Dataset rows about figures
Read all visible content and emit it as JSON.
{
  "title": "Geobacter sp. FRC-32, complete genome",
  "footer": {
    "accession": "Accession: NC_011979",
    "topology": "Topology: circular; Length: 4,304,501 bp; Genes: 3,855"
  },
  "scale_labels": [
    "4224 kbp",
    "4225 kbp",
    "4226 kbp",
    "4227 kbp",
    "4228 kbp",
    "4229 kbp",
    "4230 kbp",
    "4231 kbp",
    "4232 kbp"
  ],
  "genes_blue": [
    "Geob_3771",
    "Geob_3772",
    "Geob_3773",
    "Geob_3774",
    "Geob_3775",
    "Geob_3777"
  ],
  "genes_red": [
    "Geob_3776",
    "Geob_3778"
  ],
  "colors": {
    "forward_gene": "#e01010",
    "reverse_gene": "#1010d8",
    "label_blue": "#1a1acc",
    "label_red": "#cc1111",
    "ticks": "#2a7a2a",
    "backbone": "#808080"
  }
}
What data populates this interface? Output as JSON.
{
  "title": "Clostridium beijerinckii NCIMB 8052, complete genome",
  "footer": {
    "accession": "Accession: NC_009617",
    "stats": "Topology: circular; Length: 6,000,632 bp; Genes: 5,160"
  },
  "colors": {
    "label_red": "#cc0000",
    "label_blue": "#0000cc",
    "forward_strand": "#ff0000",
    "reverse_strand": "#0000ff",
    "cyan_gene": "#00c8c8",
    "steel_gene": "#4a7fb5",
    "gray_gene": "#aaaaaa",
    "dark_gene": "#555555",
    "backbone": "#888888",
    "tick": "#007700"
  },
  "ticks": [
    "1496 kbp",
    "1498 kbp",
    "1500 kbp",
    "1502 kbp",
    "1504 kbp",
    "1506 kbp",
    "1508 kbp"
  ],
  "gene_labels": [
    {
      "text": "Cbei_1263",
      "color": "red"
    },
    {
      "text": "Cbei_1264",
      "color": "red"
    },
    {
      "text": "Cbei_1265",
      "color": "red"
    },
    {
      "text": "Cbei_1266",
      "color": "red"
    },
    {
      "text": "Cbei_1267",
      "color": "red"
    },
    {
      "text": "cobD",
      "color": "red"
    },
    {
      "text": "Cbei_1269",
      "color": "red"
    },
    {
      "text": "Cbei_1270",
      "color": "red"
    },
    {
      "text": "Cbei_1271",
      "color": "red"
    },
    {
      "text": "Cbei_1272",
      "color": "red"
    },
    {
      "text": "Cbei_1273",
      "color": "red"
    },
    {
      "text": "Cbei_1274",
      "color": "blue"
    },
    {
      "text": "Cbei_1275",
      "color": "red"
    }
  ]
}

## WHAT TO DO
Please write out the records from above, keeping every line exact.

## SOLUTION FOR THIS PROBLEM
Read all visible content and emit it as JSON.
{
  "title": "Geobacter sp. FRC-32, complete genome",
  "footer": {
    "accession": "Accession: NC_011979",
    "topology": "Topology: circular; Length: 4,304,501 bp; Genes: 3,855"
  },
  "scale_labels": [
    "4224 kbp",
    "4225 kbp",
    "4226 kbp",
    "4227 kbp",
    "4228 kbp",
    "4229 kbp",
    "4230 kbp",
    "4231 kbp",
    "4232 kbp"
  ],
  "genes_blue": [
    "Geob_3771",
    "Geob_3772",
    "Geob_3773",
    "Geob_3774",
    "Geob_3775",
    "Geob_3777"
  ],
  "genes_red": [
    "Geob_3776",
    "Geob_3778"
  ],
  "colors": {
    "forward_gene": "#e01010",
    "reverse_gene": "#1010d8",
    "label_blue": "#1a1acc",
    "label_red": "#cc1111",
    "ticks": "#2a7a2a",
    "backbone": "#808080"
  }
}
What data populates this interface? Output as JSON.
{
  "title": "Clostridium beijerinckii NCIMB 8052, complete genome",
  "footer": {
    "accession": "Accession: NC_009617",
    "stats": "Topology: circular; Length: 6,000,632 bp; Genes: 5,160"
  },
  "colors": {
    "label_red": "#cc0000",
    "label_blue": "#0000cc",
    "forward_strand": "#ff0000",
    "reverse_strand": "#0000ff",
    "cyan_gene": "#00c8c8",
    "steel_gene": "#4a7fb5",
    "gray_gene": "#aaaaaa",
    "dark_gene": "#555555",
    "backbone": "#888888",
    "tick": "#007700"
  },
  "ticks": [
    "1496 kbp",
    "1498 kbp",
    "1500 kbp",
    "1502 kbp",
    "1504 kbp",
    "1506 kbp",
    "1508 kbp"
  ],
  "gene_labels": [
    {
      "text": "Cbei_1263",
      "color": "red"
    },
    {
      "text": "Cbei_1264",
      "color": "red"
    },
    {
      "text": "Cbei_1265",
      "color": "red"
    },
    {
      "text": "Cbei_1266",
      "color": "red"
    },
    {
      "text": "Cbei_1267",
      "color": "red"
    },
    {
      "text": "cobD",
      "color": "red"
    },
    {
      "text": "Cbei_1269",
      "color": "red"
    },
    {
      "text": "Cbei_1270",
      "color": "red"
    },
    {
      "text": "Cbei_1271",
      "color": "red"
    },
    {
      "text": "Cbei_1272",
      "color": "red"
    },
    {
      "text": "Cbei_1273",
      "color": "red"
    },
    {
      "text": "Cbei_1274",
      "color": "blue"
    },
    {
      "text": "Cbei_1275",
      "color": "red"
    }
  ]
}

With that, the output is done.